§ **EXERCISE REQUIREMENTS**
Every line that contains the word "recommended" should be copied.

§ **Stored records**
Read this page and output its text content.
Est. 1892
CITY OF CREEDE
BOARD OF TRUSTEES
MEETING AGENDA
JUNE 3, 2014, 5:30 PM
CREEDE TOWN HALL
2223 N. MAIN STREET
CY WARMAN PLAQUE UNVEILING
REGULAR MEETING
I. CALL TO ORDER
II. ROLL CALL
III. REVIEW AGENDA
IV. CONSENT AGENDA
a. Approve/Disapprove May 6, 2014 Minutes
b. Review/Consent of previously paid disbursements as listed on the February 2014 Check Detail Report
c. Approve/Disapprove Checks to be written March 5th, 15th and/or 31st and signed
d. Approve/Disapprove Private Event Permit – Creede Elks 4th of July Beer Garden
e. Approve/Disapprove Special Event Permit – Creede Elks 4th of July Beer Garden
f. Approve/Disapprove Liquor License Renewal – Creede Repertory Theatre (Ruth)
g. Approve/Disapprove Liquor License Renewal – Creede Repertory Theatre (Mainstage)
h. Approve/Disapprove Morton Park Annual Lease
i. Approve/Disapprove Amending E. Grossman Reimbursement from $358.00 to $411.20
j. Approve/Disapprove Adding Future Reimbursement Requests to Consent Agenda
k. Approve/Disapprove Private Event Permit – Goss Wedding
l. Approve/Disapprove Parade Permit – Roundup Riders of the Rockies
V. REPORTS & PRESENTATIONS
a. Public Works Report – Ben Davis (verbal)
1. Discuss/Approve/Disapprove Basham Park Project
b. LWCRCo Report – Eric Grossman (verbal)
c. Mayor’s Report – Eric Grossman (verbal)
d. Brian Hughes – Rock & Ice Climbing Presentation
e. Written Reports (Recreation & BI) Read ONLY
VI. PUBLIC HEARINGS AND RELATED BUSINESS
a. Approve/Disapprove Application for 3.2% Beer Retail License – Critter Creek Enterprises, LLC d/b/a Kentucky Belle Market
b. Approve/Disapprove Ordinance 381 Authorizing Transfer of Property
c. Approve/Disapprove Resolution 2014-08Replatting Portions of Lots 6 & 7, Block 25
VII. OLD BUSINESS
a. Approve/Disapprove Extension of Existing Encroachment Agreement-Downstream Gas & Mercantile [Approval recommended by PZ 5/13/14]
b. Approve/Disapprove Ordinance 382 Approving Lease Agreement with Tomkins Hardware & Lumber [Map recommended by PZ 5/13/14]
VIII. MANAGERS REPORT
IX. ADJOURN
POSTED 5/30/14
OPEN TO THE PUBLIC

* * *

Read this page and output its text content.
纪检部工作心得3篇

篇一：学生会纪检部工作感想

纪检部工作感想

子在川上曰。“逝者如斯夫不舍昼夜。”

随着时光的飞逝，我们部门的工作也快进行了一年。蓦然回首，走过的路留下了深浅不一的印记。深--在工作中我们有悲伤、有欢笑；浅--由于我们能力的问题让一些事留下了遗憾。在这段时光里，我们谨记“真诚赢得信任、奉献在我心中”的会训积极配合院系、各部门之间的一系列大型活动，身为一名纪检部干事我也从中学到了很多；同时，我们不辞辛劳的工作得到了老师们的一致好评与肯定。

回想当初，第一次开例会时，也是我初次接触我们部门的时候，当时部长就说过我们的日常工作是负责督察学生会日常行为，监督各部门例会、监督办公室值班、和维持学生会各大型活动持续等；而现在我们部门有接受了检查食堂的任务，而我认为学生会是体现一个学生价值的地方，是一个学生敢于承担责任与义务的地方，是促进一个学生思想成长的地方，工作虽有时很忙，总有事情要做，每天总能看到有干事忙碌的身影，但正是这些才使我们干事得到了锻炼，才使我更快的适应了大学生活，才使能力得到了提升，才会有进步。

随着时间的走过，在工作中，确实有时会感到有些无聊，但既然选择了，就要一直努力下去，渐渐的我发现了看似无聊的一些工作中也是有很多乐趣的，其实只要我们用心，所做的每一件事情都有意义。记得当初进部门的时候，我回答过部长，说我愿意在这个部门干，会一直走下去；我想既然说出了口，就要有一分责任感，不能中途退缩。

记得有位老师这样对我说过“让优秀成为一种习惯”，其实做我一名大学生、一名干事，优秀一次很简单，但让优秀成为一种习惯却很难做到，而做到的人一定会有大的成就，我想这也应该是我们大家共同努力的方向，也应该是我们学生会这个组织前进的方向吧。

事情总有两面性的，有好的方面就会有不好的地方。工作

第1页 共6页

§ **THE RESULT**
a. Approve/Disapprove Extension of Existing Encroachment Agreement-Downstream Gas & Mercantile [Approval recommended by PZ 5/13/14]
b. Approve/Disapprove Ordinance 382 Approving Lease Agreement with Tomkins Hardware & Lumber [Map recommended by PZ 5/13/14]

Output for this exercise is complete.